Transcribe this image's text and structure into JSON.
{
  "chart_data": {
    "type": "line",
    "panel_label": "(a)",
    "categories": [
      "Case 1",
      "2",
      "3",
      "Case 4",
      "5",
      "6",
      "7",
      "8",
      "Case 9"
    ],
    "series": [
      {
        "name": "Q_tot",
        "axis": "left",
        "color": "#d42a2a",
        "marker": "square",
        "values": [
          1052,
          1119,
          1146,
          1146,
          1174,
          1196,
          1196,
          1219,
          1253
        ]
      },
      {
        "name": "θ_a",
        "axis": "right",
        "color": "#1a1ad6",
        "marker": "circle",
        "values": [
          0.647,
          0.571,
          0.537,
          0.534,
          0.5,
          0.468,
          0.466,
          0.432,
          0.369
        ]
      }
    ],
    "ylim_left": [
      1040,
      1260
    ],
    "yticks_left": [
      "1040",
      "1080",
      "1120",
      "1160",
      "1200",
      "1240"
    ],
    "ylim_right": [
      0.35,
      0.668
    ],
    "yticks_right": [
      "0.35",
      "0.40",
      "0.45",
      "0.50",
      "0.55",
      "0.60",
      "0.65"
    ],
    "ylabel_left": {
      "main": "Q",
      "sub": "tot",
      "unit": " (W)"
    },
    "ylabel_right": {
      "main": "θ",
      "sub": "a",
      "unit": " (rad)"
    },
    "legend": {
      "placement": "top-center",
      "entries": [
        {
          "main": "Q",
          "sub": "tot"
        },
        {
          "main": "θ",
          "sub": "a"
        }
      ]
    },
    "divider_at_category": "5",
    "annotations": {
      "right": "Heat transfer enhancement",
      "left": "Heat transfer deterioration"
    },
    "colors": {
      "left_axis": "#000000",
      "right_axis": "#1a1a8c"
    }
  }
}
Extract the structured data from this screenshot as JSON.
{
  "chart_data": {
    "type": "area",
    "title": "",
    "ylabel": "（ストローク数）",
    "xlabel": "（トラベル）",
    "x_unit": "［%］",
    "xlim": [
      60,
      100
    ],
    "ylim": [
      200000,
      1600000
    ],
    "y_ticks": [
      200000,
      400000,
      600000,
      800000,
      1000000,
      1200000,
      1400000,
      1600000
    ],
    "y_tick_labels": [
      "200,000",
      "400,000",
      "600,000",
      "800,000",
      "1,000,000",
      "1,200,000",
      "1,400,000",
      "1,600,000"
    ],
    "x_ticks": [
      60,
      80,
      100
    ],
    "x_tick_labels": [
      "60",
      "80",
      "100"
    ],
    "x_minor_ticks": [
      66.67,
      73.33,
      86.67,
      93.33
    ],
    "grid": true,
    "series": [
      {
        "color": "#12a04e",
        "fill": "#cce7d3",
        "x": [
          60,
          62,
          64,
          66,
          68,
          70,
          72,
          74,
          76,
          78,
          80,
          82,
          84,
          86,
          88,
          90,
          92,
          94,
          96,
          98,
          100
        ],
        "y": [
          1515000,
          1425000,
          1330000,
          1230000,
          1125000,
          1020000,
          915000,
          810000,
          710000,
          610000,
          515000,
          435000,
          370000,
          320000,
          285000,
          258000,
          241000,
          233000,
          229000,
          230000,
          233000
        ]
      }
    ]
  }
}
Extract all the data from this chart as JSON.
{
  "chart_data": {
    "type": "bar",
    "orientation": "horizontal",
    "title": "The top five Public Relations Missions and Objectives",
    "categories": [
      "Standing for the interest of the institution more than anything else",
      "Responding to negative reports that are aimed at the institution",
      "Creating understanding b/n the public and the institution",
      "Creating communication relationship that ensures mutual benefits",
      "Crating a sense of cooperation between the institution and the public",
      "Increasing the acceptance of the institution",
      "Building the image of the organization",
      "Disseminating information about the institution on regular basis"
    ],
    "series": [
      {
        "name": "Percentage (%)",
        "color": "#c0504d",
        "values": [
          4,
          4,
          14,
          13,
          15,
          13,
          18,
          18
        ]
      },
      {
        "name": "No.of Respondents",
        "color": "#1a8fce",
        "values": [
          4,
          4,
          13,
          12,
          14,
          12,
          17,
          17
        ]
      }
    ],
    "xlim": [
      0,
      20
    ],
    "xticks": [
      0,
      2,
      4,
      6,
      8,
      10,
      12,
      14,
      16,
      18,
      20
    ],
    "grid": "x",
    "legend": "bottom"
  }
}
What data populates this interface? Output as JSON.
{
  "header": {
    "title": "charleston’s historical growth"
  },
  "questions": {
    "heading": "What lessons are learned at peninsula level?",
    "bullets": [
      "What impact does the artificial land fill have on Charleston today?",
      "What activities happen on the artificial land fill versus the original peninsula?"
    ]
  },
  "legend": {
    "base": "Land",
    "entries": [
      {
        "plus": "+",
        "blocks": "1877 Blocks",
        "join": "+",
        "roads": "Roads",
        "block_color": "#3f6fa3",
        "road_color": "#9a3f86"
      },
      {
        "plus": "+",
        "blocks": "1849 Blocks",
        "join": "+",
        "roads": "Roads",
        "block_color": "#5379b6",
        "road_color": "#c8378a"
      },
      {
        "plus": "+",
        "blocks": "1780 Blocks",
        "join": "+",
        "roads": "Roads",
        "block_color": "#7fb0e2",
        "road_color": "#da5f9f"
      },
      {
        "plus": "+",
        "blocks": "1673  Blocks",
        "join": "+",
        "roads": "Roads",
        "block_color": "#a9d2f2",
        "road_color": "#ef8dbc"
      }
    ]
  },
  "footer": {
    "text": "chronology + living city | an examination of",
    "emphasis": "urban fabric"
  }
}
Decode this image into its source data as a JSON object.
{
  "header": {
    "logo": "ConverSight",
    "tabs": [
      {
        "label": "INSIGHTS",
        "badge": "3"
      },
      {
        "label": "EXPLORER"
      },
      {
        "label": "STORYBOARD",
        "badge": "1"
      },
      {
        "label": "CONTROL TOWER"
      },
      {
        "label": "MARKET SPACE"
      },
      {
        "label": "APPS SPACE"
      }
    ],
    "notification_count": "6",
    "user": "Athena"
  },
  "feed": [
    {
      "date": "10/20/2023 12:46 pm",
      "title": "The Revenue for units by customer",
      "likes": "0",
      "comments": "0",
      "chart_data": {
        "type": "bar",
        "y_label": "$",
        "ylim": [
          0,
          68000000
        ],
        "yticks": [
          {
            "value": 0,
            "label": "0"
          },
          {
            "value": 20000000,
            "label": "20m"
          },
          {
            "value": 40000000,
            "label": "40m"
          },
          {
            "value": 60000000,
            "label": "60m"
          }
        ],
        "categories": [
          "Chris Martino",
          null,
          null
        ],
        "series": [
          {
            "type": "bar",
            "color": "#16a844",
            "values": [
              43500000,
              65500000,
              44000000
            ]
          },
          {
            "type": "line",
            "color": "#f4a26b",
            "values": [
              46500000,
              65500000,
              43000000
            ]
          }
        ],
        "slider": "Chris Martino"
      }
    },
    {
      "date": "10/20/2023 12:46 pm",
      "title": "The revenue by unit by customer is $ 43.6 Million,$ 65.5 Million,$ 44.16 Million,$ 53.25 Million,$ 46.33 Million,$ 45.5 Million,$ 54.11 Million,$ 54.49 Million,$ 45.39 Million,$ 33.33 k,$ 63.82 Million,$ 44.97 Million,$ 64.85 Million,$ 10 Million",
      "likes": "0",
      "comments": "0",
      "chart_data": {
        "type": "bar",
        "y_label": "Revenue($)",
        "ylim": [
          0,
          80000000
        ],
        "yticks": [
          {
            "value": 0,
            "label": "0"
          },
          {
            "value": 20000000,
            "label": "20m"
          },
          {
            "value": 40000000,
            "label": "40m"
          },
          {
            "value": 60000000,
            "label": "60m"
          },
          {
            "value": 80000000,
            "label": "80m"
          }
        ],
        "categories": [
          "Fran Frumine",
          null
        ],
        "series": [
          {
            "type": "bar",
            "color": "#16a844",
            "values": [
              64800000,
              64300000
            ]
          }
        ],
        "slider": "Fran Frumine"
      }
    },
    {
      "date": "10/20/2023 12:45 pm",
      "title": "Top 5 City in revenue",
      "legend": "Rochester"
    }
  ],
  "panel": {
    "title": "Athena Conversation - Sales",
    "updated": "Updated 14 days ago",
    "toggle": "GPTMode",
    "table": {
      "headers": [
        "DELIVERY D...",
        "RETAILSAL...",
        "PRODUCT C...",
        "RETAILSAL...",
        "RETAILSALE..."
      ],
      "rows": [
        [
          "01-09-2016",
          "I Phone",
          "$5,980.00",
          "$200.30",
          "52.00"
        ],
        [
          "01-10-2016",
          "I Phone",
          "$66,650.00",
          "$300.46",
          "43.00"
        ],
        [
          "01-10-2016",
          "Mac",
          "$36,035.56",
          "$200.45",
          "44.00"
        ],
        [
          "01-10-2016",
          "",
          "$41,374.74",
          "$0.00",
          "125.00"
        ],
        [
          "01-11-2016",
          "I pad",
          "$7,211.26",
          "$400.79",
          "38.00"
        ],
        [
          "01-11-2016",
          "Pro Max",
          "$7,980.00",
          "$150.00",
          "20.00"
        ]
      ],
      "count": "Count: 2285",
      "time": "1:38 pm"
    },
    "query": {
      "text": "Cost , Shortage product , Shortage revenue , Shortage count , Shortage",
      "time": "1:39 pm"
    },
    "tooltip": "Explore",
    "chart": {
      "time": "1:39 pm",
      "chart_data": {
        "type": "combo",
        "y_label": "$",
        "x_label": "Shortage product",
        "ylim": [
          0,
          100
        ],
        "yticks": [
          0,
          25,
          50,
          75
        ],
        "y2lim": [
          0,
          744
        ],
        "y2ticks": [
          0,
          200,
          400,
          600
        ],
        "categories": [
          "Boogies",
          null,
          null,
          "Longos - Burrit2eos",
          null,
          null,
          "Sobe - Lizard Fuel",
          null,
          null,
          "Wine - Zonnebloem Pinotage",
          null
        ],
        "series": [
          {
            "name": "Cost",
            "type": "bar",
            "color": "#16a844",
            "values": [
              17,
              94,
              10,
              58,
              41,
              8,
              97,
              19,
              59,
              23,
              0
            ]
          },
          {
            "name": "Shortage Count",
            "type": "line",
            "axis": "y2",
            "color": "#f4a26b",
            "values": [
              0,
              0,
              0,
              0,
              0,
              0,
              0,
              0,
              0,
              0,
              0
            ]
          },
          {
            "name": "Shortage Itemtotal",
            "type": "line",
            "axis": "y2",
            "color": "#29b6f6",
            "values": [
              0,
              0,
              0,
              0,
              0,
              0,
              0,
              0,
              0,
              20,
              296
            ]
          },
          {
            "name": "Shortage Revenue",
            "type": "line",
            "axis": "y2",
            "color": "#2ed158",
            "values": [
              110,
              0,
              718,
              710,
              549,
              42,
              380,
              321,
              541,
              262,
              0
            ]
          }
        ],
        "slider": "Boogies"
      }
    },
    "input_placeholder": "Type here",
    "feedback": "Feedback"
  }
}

-------

What is needed
Give the count of lines in the data above that hold the string "SPACE", with no additional words.

Full solution
2